DESCRIPTION OF THE TASK –
Each line that holds the word "this" counts once; give the total number of such lines and nothing else.

DATASET ROWS –
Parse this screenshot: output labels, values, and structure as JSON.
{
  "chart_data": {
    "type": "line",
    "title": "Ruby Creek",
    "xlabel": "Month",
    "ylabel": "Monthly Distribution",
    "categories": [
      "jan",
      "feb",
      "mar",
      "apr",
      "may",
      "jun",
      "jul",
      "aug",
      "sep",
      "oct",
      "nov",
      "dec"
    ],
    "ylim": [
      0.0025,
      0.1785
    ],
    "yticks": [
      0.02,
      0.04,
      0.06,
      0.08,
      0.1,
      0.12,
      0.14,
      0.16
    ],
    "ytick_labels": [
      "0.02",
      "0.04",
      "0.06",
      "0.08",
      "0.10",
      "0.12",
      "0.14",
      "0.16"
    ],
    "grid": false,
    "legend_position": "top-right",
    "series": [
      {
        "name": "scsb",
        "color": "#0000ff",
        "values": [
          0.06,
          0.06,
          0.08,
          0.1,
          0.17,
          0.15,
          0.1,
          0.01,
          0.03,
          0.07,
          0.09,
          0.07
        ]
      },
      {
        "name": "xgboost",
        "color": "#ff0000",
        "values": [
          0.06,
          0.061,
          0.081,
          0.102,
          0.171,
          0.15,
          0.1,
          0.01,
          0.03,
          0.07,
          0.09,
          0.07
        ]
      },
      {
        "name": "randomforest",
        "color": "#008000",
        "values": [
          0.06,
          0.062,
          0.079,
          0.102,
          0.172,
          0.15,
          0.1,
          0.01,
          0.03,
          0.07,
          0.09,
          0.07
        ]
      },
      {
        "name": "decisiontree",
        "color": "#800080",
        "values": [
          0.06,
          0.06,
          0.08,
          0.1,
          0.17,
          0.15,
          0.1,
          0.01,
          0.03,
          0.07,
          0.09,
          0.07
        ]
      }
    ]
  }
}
--
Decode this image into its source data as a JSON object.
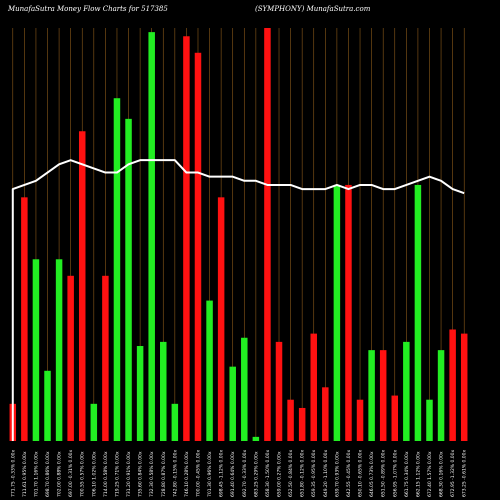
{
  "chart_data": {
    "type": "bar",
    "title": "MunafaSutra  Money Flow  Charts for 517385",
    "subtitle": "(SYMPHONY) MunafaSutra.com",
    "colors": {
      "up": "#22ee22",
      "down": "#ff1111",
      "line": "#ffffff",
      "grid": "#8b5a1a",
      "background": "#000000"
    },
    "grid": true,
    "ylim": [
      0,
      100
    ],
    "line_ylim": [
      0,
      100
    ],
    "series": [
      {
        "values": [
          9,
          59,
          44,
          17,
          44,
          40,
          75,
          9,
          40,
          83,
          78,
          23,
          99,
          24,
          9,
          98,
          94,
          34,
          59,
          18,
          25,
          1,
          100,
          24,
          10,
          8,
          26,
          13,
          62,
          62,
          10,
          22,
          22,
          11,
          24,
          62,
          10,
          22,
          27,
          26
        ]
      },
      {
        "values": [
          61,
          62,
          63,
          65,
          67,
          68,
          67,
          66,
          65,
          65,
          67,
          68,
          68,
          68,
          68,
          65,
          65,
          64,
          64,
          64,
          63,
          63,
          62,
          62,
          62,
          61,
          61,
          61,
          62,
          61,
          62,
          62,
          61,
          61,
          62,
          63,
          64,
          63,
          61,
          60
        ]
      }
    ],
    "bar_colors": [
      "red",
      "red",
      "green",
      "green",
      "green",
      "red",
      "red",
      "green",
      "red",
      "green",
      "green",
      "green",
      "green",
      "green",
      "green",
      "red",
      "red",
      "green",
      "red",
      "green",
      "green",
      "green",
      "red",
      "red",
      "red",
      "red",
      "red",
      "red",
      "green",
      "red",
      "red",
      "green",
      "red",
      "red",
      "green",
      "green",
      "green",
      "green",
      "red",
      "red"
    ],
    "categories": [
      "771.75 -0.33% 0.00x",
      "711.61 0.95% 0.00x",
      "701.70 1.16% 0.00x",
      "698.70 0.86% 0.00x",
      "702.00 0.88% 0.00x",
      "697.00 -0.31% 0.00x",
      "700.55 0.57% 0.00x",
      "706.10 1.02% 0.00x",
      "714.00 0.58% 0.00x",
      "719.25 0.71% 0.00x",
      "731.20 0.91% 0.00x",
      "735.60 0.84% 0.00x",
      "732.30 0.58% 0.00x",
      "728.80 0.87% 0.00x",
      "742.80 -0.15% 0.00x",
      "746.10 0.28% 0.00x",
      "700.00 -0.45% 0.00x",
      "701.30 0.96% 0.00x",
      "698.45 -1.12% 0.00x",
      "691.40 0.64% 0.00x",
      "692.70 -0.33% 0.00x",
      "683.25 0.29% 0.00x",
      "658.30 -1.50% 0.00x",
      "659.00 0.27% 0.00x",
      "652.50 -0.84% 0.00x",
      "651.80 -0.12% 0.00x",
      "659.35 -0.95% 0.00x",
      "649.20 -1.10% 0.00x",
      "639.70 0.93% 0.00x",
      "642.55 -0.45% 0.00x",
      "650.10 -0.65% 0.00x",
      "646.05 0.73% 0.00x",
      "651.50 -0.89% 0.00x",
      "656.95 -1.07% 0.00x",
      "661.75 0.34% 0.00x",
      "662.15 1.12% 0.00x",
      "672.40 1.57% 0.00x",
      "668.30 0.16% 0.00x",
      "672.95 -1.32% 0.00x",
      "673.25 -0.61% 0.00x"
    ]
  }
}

ANSWER TO THE PROBLEM –
2